Given problem>
Every line of the listing must be reproduced as it stands. Leave the images behind.

Data entries:
········
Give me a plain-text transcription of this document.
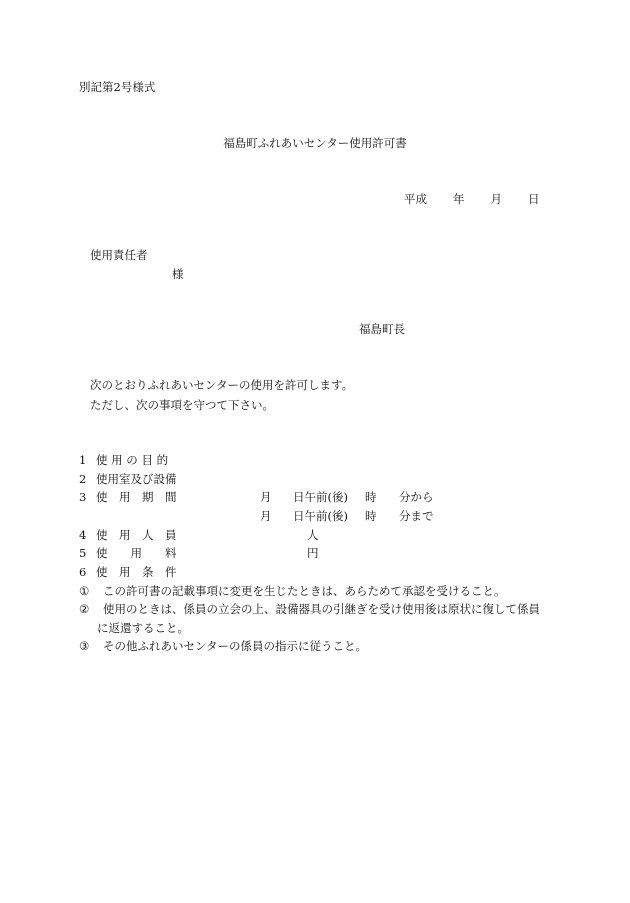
別記第2号様式
福島町ふれあいセンター使用許可書
平成 年 月 日
使用責任者
様
福島町長
次のとおりふれあいセンターの使用を許可します。
ただし、次の事項を守つて下さい。
1 使 用 の 目 的
2 使用室及び設備
3 使　用　期　間	月 日午前(後) 時 分から
月 日午前(後) 時 分まで
4 使　用　人　員	人
5 使　　用　　料	円
6 使　用　条　件
① この許可書の記載事項に変更を生じたときは、あらためて承認を受けること。
② 使用のときは、係員の立会の上、設備器具の引継ぎを受け使用後は原状に復して係員
に返還すること。
③ その他ふれあいセンターの係員の指示に従うこと。
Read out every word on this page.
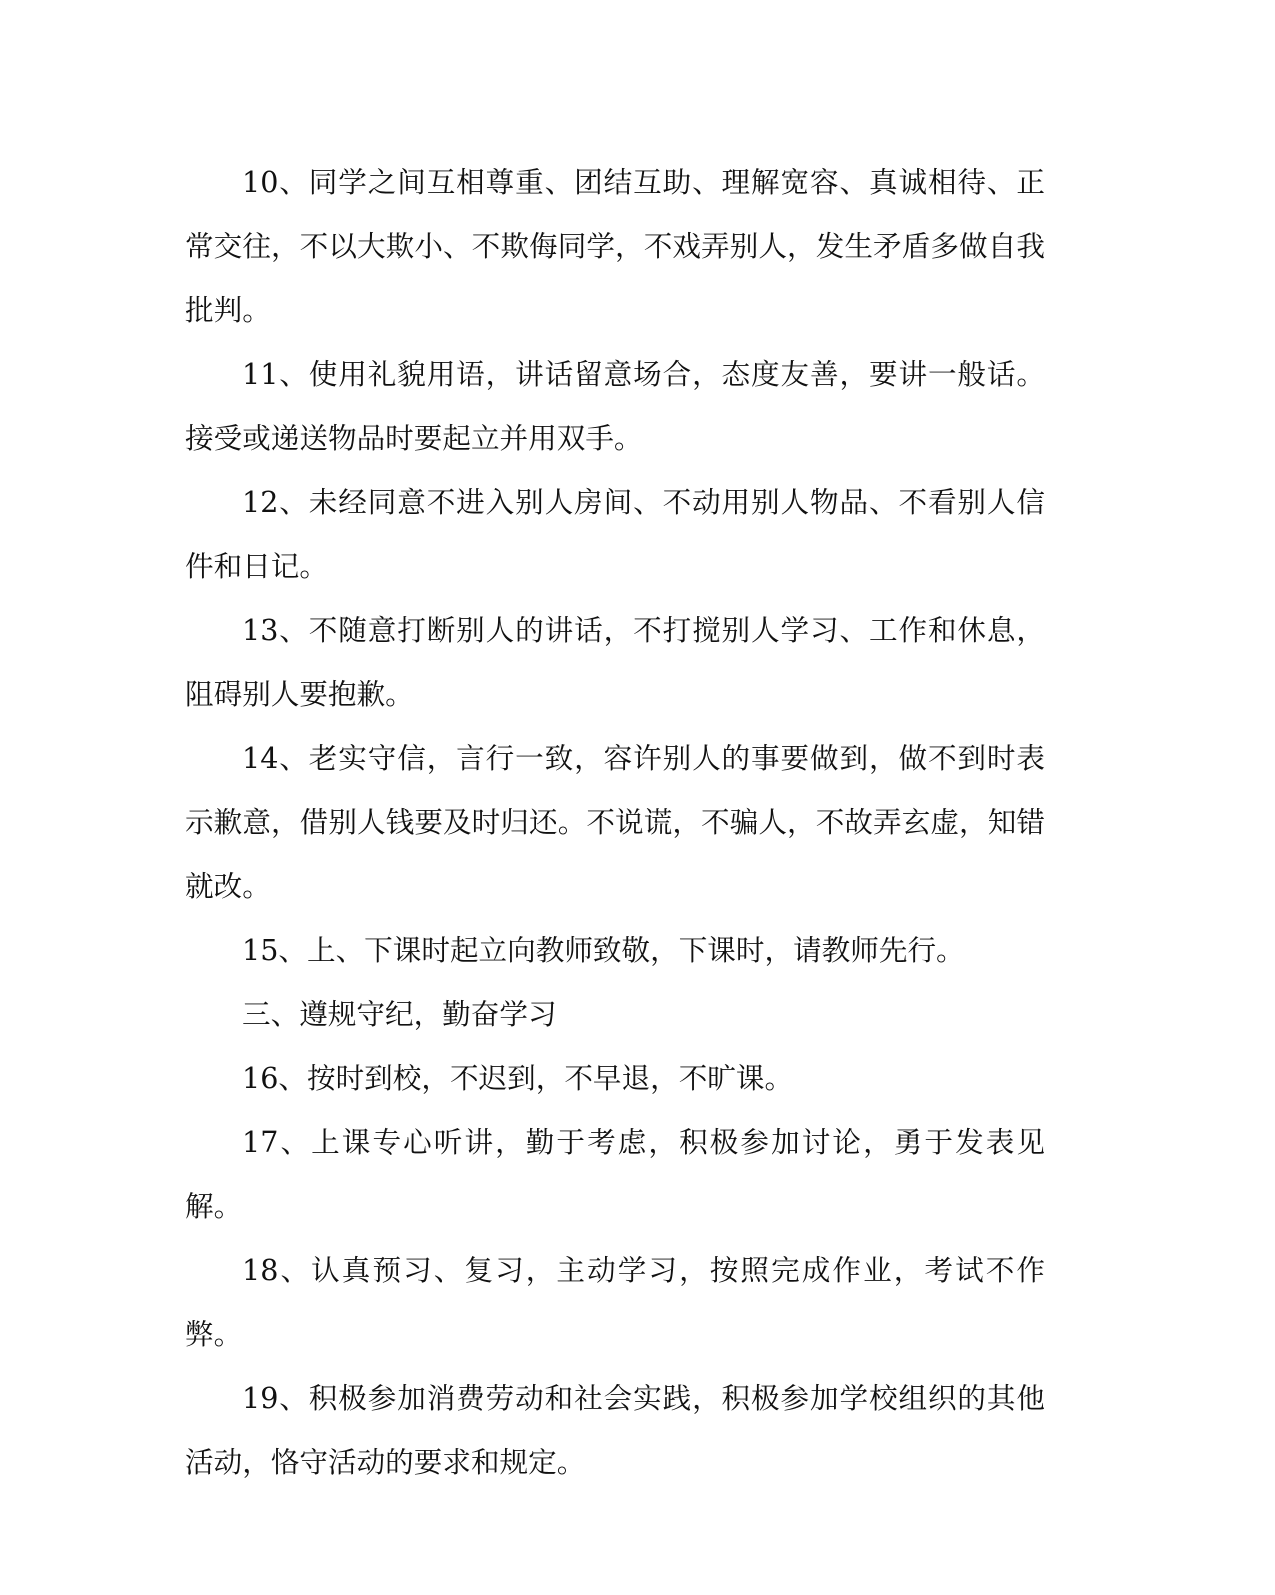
10、同学之间互相尊重、团结互助、理解宽容、真诚相待、正常交往，不以大欺小、不欺侮同学，不戏弄别人，发生矛盾多做自我批判。

11、使用礼貌用语，讲话留意场合，态度友善，要讲一般话。接受或递送物品时要起立并用双手。

12、未经同意不进入别人房间、不动用别人物品、不看别人信件和日记。

13、不随意打断别人的讲话，不打搅别人学习、工作和休息，阻碍别人要抱歉。

14、老实守信，言行一致，容许别人的事要做到，做不到时表示歉意，借别人钱要及时归还。不说谎，不骗人，不故弄玄虚，知错就改。

15、上、下课时起立向教师致敬，下课时，请教师先行。

三、遵规守纪，勤奋学习

16、按时到校，不迟到，不早退，不旷课。

17、上课专心听讲，勤于考虑，积极参加讨论，勇于发表见解。

18、认真预习、复习，主动学习，按照完成作业，考试不作弊。

19、积极参加消费劳动和社会实践，积极参加学校组织的其他活动，恪守活动的要求和规定。
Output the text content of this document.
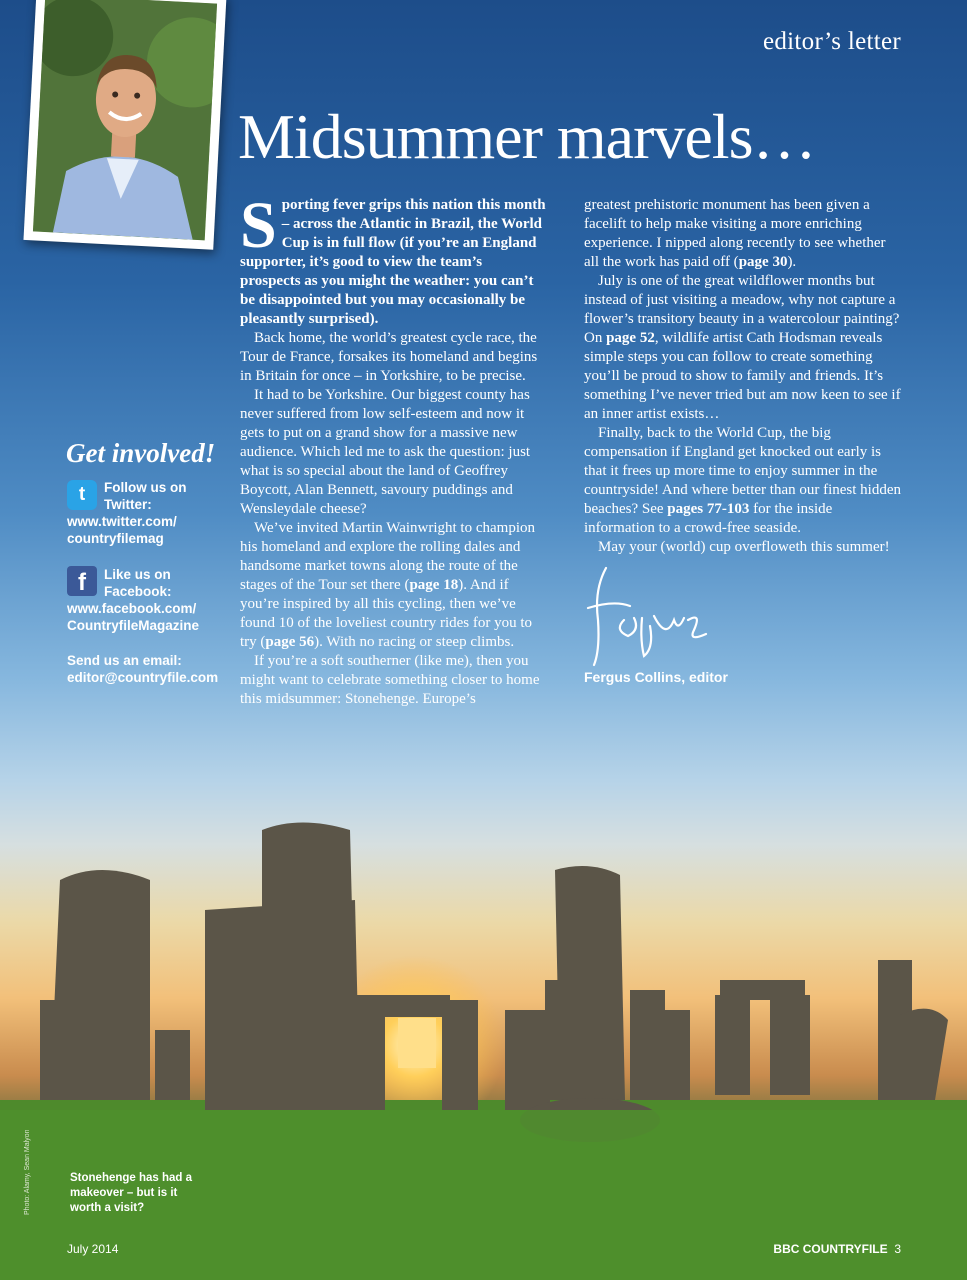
editor’s letter
Midsummer marvels…

Sporting fever grips this nation this month – across the Atlantic in Brazil, the World Cup is in full flow (if you’re an England supporter, it’s good to view the team’s prospects as you might the weather: you can’t be disappointed but you may occasionally be pleasantly surprised).

Back home, the world’s greatest cycle race, the Tour de France, forsakes its homeland and begins in Britain for once – in Yorkshire, to be precise.

It had to be Yorkshire. Our biggest county has never suffered from low self-esteem and now it gets to put on a grand show for a massive new audience. Which led me to ask the question: just what is so special about the land of Geoffrey Boycott, Alan Bennett, savoury puddings and Wensleydale cheese?

We’ve invited Martin Wainwright to champion his homeland and explore the rolling dales and handsome market towns along the route of the stages of the Tour set there (page 18). And if you’re inspired by all this cycling, then we’ve found 10 of the loveliest country rides for you to try (page 56). With no racing or steep climbs.

If you’re a soft southerner (like me), then you might want to celebrate something closer to home this midsummer: Stonehenge. Europe’s

greatest prehistoric monument has been given a facelift to help make visiting a more enriching experience. I nipped along recently to see whether all the work has paid off (page 30).

July is one of the great wildflower months but instead of just visiting a meadow, why not capture a flower’s transitory beauty in a watercolour painting? On page 52, wildlife artist Cath Hodsman reveals simple steps you can follow to create something you’ll be proud to show to family and friends. It’s something I’ve never tried but am now keen to see if an inner artist exists…

Finally, back to the World Cup, the big compensation if England get knocked out early is that it frees up more time to enjoy summer in the countryside! And where better than our finest hidden beaches? See pages 77-103 for the inside information to a crowd-free seaside.

May your (world) cup overfloweth this summer!

Fergus Collins, editor
Get involved!
t	Follow us on Twitter:
www.twitter.com/ countryfilemag
f	Like us on Facebook:
www.facebook.com/ CountryfileMagazine
Send us an email:
editor@countryfile.com
Stonehenge has had a makeover – but is it worth a visit?
Photo: Alamy, Sean Malyon
July 2014	BBC COUNTRYFILE 3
········
Task answer>
Give me a plain-text transcription of this document.
別記第2号様式
福島町ふれあいセンター使用許可書
平成 年 月 日
使用責任者
様
福島町長
次のとおりふれあいセンターの使用を許可します。
ただし、次の事項を守つて下さい。
1 使 用 の 目 的
2 使用室及び設備
3 使　用　期　間	月 日午前(後) 時 分から
月 日午前(後) 時 分まで
4 使　用　人　員	人
5 使　　用　　料	円
6 使　用　条　件
① この許可書の記載事項に変更を生じたときは、あらためて承認を受けること。
② 使用のときは、係員の立会の上、設備器具の引継ぎを受け使用後は原状に復して係員
に返還すること。
③ その他ふれあいセンターの係員の指示に従うこと。
Read out every word on this page.
10、同学之间互相尊重、团结互助、理解宽容、真诚相待、正常交往，不以大欺小、不欺侮同学，不戏弄别人，发生矛盾多做自我批判。

11、使用礼貌用语，讲话留意场合，态度友善，要讲一般话。接受或递送物品时要起立并用双手。

12、未经同意不进入别人房间、不动用别人物品、不看别人信件和日记。

13、不随意打断别人的讲话，不打搅别人学习、工作和休息，阻碍别人要抱歉。

14、老实守信，言行一致，容许别人的事要做到，做不到时表示歉意，借别人钱要及时归还。不说谎，不骗人，不故弄玄虚，知错就改。

15、上、下课时起立向教师致敬，下课时，请教师先行。

三、遵规守纪，勤奋学习

16、按时到校，不迟到，不早退，不旷课。

17、上课专心听讲，勤于考虑，积极参加讨论，勇于发表见解。

18、认真预习、复习，主动学习，按照完成作业，考试不作弊。

19、积极参加消费劳动和社会实践，积极参加学校组织的其他活动，恪守活动的要求和规定。
Output the text content of this document.
editor’s letter
Midsummer marvels…

Sporting fever grips this nation this month – across the Atlantic in Brazil, the World Cup is in full flow (if you’re an England supporter, it’s good to view the team’s prospects as you might the weather: you can’t be disappointed but you may occasionally be pleasantly surprised).

Back home, the world’s greatest cycle race, the Tour de France, forsakes its homeland and begins in Britain for once – in Yorkshire, to be precise.

It had to be Yorkshire. Our biggest county has never suffered from low self-esteem and now it gets to put on a grand show for a massive new audience. Which led me to ask the question: just what is so special about the land of Geoffrey Boycott, Alan Bennett, savoury puddings and Wensleydale cheese?

We’ve invited Martin Wainwright to champion his homeland and explore the rolling dales and handsome market towns along the route of the stages of the Tour set there (page 18). And if you’re inspired by all this cycling, then we’ve found 10 of the loveliest country rides for you to try (page 56). With no racing or steep climbs.

If you’re a soft southerner (like me), then you might want to celebrate something closer to home this midsummer: Stonehenge. Europe’s

greatest prehistoric monument has been given a facelift to help make visiting a more enriching experience. I nipped along recently to see whether all the work has paid off (page 30).

July is one of the great wildflower months but instead of just visiting a meadow, why not capture a flower’s transitory beauty in a watercolour painting? On page 52, wildlife artist Cath Hodsman reveals simple steps you can follow to create something you’ll be proud to show to family and friends. It’s something I’ve never tried but am now keen to see if an inner artist exists…

Finally, back to the World Cup, the big compensation if England get knocked out early is that it frees up more time to enjoy summer in the countryside! And where better than our finest hidden beaches? See pages 77-103 for the inside information to a crowd-free seaside.

May your (world) cup overfloweth this summer!

Fergus Collins, editor
Get involved!
t	Follow us on Twitter:
www.twitter.com/ countryfilemag
f	Like us on Facebook:
www.facebook.com/ CountryfileMagazine
Send us an email:
editor@countryfile.com
Stonehenge has had a makeover – but is it worth a visit?
Photo: Alamy, Sean Malyon
July 2014	BBC COUNTRYFILE 3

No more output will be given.